→ Stated goal
Find the word "Market" in the listing; pull out each line holding it.

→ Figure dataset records
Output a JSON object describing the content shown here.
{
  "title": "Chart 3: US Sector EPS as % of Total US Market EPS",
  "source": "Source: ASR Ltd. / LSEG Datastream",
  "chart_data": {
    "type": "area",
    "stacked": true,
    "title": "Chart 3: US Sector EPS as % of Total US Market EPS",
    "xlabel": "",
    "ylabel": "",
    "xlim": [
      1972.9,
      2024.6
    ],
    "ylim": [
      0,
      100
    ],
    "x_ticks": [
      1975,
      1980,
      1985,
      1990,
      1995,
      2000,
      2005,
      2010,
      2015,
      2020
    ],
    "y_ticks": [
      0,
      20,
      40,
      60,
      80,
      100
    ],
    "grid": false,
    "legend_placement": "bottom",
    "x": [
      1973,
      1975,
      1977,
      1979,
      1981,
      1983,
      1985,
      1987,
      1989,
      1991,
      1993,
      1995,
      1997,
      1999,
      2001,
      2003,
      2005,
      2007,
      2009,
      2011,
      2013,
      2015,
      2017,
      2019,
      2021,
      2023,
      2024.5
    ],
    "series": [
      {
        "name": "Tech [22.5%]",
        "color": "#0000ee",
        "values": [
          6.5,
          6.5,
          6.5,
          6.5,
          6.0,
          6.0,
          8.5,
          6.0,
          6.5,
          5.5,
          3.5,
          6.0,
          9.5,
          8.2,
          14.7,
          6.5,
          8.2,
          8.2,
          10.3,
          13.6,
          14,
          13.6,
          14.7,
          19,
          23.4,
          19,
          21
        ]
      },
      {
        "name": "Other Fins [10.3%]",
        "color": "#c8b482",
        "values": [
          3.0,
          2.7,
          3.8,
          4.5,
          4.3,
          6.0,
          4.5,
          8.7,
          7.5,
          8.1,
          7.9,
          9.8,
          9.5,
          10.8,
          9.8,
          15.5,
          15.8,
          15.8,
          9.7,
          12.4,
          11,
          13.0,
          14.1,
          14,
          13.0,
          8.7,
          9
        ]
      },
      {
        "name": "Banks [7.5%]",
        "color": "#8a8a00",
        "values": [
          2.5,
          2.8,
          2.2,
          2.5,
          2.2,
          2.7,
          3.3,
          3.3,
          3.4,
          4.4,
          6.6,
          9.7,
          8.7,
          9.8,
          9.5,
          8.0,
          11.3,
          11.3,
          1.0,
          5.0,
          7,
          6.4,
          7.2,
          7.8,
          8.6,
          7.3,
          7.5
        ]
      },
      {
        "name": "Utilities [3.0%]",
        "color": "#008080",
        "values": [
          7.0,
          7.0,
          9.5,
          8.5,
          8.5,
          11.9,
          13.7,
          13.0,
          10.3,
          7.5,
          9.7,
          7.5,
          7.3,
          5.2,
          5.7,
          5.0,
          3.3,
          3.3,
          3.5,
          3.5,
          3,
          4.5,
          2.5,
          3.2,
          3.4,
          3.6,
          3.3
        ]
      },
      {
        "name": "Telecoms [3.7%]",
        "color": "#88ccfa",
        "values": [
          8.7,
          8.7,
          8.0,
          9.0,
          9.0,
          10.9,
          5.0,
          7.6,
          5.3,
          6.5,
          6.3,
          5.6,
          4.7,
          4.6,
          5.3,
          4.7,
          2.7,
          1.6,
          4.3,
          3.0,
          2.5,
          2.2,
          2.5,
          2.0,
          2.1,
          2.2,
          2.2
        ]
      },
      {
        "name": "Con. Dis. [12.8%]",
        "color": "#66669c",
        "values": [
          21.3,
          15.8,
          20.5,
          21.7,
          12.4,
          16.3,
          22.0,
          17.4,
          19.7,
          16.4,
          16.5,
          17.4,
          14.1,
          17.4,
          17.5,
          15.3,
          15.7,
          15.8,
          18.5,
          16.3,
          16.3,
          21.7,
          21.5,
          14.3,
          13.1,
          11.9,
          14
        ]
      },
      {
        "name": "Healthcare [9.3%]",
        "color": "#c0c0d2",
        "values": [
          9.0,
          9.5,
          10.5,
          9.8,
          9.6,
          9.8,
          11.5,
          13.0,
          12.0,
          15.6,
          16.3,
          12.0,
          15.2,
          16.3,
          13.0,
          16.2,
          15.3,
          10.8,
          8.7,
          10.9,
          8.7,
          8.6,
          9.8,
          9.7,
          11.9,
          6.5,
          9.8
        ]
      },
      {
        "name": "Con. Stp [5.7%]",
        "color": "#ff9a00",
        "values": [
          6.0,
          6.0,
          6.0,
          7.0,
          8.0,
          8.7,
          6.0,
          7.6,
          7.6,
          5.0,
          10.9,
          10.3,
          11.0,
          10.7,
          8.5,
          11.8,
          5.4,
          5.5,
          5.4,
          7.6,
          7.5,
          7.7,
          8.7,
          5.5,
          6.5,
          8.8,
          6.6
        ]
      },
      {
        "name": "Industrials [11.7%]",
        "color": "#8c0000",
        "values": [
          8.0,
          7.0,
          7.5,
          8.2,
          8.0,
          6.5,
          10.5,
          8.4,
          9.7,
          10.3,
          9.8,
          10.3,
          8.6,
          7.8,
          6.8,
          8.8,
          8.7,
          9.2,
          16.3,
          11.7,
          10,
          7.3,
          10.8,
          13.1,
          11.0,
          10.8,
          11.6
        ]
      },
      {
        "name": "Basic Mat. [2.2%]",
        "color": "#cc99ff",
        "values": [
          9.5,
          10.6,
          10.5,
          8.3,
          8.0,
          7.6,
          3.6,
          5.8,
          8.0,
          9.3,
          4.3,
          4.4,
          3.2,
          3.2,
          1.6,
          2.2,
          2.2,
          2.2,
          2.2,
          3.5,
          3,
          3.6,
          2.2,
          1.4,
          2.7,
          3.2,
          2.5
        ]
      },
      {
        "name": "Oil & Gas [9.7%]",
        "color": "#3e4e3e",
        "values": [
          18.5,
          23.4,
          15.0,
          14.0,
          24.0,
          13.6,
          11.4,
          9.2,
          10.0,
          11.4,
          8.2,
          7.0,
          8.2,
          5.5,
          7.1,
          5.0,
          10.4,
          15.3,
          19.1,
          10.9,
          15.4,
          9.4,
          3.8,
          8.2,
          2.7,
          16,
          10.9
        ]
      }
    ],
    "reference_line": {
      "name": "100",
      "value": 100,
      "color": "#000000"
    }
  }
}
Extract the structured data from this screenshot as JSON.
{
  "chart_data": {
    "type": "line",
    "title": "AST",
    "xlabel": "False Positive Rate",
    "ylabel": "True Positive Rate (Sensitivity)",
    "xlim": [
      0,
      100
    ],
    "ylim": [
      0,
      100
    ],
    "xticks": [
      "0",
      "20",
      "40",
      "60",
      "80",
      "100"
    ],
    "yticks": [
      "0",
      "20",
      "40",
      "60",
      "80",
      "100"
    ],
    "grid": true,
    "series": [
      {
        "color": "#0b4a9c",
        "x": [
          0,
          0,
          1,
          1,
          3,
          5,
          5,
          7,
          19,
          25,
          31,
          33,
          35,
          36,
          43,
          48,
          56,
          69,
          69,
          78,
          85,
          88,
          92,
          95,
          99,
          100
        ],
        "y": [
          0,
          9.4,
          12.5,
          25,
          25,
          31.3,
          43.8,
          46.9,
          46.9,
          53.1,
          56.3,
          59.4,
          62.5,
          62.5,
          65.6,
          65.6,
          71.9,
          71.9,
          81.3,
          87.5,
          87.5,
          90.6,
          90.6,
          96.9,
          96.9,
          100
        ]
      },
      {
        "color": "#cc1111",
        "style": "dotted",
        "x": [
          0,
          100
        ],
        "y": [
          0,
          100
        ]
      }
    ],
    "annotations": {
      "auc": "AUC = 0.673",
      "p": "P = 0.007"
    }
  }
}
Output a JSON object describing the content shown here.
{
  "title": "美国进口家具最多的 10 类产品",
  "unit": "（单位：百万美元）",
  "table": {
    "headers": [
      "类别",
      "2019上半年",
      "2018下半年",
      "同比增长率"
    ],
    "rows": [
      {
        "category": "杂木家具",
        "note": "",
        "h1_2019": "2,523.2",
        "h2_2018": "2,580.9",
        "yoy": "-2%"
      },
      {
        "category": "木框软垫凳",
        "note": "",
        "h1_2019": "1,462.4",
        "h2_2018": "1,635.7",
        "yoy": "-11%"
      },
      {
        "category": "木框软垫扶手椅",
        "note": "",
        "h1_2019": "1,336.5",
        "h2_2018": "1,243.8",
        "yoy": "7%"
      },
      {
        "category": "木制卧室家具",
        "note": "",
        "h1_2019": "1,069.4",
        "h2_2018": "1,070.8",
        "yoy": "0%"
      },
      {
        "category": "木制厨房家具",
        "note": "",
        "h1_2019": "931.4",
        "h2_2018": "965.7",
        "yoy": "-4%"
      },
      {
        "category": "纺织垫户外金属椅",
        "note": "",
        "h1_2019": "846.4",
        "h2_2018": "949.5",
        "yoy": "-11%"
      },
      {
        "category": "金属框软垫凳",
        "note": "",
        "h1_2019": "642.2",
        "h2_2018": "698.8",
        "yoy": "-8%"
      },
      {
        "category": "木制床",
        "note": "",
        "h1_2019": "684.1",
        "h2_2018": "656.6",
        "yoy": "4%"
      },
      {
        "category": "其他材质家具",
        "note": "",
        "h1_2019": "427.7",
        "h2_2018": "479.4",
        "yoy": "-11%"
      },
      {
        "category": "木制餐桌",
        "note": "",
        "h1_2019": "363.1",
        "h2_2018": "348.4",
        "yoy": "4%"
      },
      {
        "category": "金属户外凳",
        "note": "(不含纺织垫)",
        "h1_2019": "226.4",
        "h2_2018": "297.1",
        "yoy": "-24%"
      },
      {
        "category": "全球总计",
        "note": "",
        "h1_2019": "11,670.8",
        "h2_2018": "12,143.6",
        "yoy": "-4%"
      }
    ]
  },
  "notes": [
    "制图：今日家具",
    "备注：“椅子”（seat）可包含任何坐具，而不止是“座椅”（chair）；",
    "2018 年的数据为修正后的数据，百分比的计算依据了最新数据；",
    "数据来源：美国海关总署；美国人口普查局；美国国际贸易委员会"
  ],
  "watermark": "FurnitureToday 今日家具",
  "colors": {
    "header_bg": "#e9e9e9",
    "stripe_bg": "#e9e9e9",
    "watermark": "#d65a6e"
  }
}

→ The completed task
  "title": "Chart 3: US Sector EPS as % of Total US Market EPS",
    "title": "Chart 3: US Sector EPS as % of Total US Market EPS",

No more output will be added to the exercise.